_Stated goal_
Check every line of the entries that follow, and copy the ones containing "Donoso".

_Rows_

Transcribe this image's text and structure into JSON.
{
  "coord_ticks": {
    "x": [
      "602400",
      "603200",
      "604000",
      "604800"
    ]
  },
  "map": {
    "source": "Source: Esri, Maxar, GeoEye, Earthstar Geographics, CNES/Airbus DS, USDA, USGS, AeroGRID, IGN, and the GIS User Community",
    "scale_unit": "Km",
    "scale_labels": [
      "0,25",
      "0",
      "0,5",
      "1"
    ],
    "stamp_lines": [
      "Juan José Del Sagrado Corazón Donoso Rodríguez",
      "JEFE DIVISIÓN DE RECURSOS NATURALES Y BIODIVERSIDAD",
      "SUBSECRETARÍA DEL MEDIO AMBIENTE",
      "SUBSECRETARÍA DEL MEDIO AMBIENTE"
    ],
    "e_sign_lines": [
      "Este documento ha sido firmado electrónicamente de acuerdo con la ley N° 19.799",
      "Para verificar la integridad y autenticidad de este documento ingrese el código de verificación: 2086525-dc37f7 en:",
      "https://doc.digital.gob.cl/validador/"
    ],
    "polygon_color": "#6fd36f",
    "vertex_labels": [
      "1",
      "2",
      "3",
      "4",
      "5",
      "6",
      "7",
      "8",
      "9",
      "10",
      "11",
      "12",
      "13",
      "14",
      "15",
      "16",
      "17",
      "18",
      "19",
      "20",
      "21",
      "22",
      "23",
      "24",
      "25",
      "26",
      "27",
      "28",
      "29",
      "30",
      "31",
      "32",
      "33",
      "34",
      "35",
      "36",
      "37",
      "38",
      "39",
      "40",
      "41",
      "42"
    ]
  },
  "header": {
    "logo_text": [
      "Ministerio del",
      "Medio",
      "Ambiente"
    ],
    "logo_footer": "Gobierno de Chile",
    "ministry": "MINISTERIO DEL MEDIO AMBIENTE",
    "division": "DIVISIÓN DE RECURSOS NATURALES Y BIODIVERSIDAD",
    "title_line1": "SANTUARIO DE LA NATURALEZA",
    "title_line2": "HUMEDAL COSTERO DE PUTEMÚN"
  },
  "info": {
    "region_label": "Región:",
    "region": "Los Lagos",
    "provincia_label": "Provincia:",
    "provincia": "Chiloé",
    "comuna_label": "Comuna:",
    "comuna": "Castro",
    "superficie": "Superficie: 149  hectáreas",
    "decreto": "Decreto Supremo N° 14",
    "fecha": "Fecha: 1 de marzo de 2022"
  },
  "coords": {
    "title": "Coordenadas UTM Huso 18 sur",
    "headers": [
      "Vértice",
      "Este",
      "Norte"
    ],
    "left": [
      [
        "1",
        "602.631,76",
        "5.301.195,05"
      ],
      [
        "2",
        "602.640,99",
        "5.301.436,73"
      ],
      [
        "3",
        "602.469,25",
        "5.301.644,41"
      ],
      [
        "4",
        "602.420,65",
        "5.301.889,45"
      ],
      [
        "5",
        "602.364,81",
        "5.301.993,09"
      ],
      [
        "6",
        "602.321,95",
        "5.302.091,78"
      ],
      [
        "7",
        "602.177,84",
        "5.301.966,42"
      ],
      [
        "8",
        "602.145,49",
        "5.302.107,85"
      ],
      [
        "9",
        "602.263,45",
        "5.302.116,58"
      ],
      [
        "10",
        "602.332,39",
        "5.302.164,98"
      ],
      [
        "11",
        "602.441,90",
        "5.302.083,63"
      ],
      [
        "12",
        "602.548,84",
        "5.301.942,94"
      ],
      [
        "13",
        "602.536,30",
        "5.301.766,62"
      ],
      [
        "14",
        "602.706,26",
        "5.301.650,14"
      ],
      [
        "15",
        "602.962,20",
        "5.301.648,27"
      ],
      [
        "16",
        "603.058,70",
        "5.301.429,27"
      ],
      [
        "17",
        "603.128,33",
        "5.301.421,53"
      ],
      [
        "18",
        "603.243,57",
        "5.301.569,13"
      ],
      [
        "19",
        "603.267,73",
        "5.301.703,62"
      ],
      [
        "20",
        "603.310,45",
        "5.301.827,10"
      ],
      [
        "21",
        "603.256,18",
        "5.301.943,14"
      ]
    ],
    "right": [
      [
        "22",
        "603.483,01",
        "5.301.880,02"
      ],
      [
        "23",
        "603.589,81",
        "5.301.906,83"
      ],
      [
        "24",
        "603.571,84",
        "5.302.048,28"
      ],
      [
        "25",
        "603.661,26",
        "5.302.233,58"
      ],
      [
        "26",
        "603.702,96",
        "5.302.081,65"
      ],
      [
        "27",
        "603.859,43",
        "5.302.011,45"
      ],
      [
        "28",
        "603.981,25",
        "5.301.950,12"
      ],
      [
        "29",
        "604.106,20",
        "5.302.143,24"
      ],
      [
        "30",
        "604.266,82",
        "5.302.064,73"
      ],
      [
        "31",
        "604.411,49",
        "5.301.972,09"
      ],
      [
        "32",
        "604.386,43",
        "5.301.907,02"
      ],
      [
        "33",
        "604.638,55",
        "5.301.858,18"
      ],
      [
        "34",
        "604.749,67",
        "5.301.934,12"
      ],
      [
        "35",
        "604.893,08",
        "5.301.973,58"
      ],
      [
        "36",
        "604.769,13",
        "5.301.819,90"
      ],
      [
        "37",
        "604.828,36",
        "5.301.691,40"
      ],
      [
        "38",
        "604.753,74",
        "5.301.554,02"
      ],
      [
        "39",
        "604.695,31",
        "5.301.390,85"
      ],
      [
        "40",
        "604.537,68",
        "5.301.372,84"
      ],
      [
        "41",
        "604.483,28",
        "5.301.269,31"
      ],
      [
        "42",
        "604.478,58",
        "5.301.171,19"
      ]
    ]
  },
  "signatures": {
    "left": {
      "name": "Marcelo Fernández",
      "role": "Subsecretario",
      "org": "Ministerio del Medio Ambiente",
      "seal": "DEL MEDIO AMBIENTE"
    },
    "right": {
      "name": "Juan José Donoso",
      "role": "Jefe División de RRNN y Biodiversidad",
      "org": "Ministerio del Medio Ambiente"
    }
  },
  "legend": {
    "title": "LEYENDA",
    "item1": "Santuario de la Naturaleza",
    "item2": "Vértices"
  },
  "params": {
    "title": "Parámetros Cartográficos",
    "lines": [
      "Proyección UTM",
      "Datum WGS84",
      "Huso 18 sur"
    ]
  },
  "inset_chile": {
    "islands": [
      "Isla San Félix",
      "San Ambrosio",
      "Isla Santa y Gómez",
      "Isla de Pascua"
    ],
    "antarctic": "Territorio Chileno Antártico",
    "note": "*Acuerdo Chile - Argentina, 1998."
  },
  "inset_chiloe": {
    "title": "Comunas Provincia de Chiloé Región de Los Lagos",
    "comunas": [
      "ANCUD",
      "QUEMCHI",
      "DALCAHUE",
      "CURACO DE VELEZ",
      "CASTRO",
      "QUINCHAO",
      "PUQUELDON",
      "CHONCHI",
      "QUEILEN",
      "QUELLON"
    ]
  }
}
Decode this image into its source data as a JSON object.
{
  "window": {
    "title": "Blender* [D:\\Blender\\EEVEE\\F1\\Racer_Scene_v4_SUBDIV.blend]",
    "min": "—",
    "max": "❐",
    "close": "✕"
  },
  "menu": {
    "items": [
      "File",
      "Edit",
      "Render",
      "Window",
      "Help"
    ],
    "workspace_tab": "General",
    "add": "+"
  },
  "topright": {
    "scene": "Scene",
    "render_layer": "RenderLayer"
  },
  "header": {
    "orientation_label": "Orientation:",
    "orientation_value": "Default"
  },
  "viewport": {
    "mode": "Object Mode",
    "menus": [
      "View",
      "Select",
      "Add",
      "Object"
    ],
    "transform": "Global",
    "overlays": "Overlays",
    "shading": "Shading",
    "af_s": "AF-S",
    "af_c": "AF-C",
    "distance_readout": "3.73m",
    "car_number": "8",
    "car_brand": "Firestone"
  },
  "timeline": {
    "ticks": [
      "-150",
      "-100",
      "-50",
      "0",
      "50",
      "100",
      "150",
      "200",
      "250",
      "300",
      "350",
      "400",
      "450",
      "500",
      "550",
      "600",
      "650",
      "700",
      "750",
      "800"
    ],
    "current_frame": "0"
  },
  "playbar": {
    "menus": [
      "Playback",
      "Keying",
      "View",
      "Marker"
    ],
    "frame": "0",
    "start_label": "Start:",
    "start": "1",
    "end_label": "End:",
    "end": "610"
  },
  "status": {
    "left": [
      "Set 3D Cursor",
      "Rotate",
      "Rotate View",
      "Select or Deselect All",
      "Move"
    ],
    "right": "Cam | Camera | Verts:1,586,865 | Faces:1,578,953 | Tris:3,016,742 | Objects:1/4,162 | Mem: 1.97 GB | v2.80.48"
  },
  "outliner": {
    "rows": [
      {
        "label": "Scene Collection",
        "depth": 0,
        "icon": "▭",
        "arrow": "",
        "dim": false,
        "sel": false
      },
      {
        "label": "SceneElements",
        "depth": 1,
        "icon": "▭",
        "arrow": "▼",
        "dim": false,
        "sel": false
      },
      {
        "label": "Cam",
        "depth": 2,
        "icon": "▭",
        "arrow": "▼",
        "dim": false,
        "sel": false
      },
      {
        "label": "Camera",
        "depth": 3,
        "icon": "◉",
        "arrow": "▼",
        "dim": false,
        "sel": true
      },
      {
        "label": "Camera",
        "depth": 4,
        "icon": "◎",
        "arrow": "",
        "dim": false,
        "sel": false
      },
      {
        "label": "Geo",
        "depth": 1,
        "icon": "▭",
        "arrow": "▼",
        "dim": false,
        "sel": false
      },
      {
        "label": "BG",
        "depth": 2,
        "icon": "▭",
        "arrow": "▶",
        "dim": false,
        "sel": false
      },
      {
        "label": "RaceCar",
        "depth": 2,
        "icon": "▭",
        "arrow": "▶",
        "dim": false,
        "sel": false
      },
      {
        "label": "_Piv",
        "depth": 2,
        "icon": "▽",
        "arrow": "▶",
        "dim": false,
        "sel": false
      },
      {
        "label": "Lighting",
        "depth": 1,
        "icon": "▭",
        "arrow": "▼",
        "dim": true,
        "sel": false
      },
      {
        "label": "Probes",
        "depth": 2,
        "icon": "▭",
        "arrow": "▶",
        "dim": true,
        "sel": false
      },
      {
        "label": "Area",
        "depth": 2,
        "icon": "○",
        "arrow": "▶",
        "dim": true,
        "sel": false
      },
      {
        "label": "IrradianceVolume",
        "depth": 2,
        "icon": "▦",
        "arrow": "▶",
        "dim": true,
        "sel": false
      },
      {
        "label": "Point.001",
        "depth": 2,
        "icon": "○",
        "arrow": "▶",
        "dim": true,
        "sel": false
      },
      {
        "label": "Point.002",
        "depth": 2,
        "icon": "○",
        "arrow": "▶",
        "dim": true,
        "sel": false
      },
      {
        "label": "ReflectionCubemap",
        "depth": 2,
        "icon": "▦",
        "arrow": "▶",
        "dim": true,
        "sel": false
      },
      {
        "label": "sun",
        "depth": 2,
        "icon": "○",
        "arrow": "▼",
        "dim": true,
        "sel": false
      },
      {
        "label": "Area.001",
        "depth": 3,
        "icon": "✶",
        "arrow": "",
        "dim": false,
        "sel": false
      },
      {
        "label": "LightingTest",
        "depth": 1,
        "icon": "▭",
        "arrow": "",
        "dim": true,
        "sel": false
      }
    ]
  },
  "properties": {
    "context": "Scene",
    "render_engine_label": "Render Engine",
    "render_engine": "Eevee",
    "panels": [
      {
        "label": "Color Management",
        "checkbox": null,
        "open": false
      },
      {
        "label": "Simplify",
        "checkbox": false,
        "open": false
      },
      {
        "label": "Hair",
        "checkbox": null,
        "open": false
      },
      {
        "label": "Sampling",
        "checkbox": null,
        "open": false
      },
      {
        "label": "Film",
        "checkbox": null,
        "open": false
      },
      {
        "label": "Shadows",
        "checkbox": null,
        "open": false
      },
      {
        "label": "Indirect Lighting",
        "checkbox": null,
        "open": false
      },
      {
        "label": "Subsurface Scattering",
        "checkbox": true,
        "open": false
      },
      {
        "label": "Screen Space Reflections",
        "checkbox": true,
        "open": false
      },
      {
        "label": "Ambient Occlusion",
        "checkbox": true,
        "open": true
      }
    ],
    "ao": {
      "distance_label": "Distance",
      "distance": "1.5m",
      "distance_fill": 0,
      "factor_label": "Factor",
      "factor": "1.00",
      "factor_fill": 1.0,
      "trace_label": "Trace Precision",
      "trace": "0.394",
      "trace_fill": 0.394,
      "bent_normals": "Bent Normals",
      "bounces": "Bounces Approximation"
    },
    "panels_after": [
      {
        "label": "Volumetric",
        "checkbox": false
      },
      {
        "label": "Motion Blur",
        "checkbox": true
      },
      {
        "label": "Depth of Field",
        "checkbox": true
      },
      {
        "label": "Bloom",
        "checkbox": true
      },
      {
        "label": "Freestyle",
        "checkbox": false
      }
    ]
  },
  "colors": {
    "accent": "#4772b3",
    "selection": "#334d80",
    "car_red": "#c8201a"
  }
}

_Answer to the problem_
      "Juan José Del Sagrado Corazón Donoso Rodríguez",
      "name": "Juan José Donoso",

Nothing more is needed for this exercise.